-- Request --
In the records below, find the line containing "Output the text content of this document."; give it again exactly, along with every line that follows, and nothing else.

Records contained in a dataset

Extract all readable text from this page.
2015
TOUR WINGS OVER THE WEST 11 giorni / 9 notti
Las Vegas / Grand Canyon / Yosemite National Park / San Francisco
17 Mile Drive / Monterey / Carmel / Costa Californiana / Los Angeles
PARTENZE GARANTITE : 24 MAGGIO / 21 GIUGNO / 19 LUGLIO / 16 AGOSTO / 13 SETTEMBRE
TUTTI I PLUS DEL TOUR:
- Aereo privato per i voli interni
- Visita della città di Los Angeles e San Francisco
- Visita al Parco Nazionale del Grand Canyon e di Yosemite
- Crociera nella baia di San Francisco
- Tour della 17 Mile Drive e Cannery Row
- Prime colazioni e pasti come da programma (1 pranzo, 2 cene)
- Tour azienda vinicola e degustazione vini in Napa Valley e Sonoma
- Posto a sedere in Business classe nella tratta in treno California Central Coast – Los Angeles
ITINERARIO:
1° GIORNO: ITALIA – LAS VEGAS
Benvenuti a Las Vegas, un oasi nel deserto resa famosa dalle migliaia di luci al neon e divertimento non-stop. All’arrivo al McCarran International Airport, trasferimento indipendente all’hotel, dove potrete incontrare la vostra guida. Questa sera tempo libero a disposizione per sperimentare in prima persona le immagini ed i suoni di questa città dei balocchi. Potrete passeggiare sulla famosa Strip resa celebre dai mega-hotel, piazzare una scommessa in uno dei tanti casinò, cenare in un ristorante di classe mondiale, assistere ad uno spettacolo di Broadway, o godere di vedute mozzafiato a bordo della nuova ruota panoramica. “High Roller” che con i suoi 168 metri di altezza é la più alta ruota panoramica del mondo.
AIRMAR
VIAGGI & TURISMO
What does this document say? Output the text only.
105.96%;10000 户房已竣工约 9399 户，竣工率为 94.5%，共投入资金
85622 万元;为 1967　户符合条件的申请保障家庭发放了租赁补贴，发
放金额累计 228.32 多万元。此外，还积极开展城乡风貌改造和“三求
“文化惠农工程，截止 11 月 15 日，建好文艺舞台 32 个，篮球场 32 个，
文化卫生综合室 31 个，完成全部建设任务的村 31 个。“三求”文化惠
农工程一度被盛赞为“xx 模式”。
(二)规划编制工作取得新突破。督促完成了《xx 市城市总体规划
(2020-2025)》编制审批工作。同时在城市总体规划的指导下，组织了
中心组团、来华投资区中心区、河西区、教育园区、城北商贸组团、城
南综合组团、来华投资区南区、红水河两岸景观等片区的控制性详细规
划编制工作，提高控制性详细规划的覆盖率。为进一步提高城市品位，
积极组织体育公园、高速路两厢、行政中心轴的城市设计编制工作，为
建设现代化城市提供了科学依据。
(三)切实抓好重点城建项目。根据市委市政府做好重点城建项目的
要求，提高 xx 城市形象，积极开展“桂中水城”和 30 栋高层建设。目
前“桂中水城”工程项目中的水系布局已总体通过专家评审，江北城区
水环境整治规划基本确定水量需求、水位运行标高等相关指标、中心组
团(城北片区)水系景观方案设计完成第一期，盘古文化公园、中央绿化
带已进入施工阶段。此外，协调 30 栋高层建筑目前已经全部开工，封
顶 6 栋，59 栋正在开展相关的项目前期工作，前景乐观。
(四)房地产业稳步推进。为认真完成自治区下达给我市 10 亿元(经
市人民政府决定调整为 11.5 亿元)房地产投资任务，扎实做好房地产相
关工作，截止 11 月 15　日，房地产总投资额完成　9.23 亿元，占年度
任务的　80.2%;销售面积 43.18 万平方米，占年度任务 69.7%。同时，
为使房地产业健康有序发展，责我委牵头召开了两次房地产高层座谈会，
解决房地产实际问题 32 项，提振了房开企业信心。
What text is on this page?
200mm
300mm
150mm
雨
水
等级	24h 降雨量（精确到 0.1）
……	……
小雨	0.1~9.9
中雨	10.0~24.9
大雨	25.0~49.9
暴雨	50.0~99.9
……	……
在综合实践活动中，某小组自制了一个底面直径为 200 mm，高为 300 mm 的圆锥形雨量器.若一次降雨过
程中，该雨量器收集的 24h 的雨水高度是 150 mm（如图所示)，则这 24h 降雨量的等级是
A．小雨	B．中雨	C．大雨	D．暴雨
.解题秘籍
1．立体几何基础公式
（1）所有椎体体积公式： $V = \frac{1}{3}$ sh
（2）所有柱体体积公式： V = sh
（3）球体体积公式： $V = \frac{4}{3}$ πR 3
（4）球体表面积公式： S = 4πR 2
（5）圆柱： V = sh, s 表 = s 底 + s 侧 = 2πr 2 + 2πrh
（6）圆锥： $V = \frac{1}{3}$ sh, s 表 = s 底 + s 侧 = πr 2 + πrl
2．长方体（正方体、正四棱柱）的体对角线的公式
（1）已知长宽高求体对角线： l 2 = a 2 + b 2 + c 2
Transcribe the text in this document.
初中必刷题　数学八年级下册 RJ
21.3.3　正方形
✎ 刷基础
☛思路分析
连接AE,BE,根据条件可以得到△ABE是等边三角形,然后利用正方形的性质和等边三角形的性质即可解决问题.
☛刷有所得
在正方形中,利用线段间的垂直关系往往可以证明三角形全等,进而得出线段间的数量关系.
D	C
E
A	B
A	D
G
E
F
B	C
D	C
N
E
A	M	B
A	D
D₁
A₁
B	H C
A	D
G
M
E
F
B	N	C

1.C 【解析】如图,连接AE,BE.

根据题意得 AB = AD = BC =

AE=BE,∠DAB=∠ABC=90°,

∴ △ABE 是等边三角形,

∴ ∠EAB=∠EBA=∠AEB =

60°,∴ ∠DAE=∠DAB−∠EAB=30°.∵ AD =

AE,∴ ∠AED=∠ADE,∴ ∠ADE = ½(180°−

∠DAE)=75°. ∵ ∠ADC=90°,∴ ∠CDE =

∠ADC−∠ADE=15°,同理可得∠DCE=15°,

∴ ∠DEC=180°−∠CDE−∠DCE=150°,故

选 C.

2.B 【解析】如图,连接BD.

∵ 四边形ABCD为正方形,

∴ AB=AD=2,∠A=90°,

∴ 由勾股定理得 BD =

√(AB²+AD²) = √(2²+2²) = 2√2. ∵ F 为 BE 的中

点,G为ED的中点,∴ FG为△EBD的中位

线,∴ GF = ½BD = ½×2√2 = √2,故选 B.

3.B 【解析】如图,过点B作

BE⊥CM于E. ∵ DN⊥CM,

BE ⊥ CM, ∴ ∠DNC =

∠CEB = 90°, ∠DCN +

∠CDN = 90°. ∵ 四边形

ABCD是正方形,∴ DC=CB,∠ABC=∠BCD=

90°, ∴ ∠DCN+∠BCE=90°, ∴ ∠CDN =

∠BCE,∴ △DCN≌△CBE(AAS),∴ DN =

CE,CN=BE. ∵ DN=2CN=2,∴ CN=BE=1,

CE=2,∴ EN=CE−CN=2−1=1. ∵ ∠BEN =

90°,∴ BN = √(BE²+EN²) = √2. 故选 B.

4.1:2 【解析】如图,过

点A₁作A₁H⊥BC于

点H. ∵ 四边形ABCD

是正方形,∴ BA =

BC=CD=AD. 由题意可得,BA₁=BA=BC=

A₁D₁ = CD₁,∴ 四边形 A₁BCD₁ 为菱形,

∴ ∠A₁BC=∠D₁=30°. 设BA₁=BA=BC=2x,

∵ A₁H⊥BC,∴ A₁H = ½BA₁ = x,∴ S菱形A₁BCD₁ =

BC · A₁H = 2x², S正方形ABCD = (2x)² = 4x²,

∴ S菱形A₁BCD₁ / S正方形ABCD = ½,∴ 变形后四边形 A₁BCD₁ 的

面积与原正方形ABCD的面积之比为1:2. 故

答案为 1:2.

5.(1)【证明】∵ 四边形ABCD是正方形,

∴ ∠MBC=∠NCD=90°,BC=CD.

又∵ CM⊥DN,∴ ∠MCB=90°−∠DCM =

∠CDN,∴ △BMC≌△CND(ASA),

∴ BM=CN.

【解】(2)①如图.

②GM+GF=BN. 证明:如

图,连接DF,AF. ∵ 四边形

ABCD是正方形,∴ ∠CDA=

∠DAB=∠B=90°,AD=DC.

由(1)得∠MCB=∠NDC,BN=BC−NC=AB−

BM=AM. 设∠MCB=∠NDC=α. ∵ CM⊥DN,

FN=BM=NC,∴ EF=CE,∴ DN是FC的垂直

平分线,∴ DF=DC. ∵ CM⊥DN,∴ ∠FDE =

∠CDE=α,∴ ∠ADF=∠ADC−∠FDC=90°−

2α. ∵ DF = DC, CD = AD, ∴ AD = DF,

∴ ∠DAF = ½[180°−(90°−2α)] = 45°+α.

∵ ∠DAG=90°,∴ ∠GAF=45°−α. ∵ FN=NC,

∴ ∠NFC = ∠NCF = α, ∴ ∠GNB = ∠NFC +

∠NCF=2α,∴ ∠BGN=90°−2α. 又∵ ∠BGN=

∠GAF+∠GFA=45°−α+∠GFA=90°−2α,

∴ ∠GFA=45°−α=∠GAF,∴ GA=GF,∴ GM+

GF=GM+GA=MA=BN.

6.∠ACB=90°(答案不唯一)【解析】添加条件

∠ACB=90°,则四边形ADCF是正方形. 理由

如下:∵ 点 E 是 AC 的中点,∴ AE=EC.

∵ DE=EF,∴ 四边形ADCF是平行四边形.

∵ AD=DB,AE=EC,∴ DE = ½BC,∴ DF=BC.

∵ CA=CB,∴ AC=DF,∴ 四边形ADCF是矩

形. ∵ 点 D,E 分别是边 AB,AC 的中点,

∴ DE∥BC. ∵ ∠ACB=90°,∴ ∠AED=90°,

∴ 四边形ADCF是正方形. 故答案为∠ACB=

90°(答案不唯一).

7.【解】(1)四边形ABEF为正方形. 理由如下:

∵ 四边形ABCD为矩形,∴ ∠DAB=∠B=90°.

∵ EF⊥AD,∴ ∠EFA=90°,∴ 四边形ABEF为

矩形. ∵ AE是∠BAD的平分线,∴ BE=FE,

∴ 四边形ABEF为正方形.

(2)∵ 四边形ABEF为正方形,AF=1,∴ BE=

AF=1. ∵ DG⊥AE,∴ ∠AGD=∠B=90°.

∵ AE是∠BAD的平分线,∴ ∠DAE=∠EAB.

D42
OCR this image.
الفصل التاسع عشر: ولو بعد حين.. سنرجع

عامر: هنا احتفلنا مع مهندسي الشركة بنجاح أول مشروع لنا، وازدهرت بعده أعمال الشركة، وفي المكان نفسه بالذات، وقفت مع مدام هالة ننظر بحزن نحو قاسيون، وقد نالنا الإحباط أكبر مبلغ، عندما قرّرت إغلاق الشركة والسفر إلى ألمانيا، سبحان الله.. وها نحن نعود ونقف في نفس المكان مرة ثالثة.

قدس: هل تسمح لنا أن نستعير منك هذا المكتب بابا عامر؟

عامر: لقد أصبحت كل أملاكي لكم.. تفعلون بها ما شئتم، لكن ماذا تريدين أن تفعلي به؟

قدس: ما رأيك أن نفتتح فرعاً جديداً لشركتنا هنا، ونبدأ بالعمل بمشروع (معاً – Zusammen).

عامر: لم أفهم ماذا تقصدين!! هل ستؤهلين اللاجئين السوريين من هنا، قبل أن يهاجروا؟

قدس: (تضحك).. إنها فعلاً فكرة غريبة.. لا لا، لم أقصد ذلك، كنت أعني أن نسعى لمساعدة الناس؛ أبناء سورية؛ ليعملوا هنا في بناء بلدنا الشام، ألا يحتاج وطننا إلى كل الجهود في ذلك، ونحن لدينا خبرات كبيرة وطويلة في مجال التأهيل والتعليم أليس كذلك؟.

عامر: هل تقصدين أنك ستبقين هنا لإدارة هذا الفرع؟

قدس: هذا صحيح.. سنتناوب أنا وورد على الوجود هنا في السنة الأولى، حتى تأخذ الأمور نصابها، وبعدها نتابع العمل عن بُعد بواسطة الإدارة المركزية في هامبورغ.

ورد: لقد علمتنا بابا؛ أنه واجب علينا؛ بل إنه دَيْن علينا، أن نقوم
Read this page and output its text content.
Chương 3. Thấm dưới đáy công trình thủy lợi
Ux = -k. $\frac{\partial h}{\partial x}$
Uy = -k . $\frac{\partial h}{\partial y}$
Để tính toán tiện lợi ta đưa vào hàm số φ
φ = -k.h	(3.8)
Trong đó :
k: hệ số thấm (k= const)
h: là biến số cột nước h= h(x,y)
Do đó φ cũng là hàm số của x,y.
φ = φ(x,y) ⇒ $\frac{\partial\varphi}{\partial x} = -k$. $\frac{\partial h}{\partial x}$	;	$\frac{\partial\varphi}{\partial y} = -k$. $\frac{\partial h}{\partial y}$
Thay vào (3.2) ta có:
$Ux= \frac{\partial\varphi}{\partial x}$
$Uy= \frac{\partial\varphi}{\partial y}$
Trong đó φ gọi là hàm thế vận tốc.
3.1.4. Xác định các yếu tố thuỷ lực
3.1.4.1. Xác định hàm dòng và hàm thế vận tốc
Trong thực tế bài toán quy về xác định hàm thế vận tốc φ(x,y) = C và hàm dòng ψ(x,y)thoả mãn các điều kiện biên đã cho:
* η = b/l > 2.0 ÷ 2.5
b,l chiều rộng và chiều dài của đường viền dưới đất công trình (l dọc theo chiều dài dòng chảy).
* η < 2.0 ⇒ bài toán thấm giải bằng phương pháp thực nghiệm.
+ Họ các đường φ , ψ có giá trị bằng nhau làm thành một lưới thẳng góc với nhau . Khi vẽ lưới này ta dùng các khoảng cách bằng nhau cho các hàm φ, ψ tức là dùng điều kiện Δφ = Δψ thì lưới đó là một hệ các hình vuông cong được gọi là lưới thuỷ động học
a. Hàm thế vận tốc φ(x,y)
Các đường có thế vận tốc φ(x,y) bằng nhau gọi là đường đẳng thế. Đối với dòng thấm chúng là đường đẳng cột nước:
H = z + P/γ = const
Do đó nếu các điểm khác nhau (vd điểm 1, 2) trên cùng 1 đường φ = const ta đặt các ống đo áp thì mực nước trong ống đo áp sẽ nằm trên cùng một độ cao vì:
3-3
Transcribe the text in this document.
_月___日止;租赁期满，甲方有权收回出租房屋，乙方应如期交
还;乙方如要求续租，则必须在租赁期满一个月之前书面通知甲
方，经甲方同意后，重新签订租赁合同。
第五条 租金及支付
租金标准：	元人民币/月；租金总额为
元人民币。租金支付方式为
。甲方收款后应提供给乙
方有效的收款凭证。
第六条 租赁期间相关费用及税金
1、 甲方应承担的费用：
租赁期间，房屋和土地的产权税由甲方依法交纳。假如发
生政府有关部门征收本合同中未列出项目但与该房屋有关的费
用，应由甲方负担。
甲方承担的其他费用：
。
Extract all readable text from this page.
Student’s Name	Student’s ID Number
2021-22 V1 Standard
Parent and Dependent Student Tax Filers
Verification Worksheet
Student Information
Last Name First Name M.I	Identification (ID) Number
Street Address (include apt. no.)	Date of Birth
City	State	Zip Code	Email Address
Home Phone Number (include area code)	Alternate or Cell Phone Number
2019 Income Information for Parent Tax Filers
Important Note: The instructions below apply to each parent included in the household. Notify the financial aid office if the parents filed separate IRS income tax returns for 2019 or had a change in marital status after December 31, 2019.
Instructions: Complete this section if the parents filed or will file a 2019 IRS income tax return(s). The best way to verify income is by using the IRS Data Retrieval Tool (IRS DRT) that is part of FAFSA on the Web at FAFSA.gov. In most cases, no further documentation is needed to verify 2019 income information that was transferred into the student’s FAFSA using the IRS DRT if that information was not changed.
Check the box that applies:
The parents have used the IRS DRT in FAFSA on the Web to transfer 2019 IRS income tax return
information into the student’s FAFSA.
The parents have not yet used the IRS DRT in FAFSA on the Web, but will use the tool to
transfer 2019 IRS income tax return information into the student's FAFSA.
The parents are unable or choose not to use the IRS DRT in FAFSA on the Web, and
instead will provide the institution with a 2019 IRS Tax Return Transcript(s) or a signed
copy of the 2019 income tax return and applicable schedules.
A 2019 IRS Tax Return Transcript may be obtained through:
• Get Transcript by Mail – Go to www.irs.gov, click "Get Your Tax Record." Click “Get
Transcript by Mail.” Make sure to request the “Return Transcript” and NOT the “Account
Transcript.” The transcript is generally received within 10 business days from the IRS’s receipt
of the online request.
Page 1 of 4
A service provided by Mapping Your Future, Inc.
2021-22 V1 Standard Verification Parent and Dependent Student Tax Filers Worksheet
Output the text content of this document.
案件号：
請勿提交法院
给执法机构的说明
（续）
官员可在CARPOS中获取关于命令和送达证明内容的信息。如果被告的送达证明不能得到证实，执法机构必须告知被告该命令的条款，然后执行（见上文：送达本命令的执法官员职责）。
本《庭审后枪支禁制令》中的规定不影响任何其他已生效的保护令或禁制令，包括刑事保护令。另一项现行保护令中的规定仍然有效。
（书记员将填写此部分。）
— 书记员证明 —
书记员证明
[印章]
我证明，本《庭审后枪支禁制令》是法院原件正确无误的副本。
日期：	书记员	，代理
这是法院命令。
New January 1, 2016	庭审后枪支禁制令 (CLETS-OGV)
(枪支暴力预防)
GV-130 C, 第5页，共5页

-- Answer to the problem --
Output the text content of this document.
案件号：
請勿提交法院
给执法机构的说明
（续）
官员可在CARPOS中获取关于命令和送达证明内容的信息。如果被告的送达证明不能得到证实，执法机构必须告知被告该命令的条款，然后执行（见上文：送达本命令的执法官员职责）。
本《庭审后枪支禁制令》中的规定不影响任何其他已生效的保护令或禁制令，包括刑事保护令。另一项现行保护令中的规定仍然有效。
（书记员将填写此部分。）
— 书记员证明 —
书记员证明
[印章]
我证明，本《庭审后枪支禁制令》是法院原件正确无误的副本。
日期：	书记员	，代理
这是法院命令。
New January 1, 2016	庭审后枪支禁制令 (CLETS-OGV)
(枪支暴力预防)
GV-130 C, 第5页，共5页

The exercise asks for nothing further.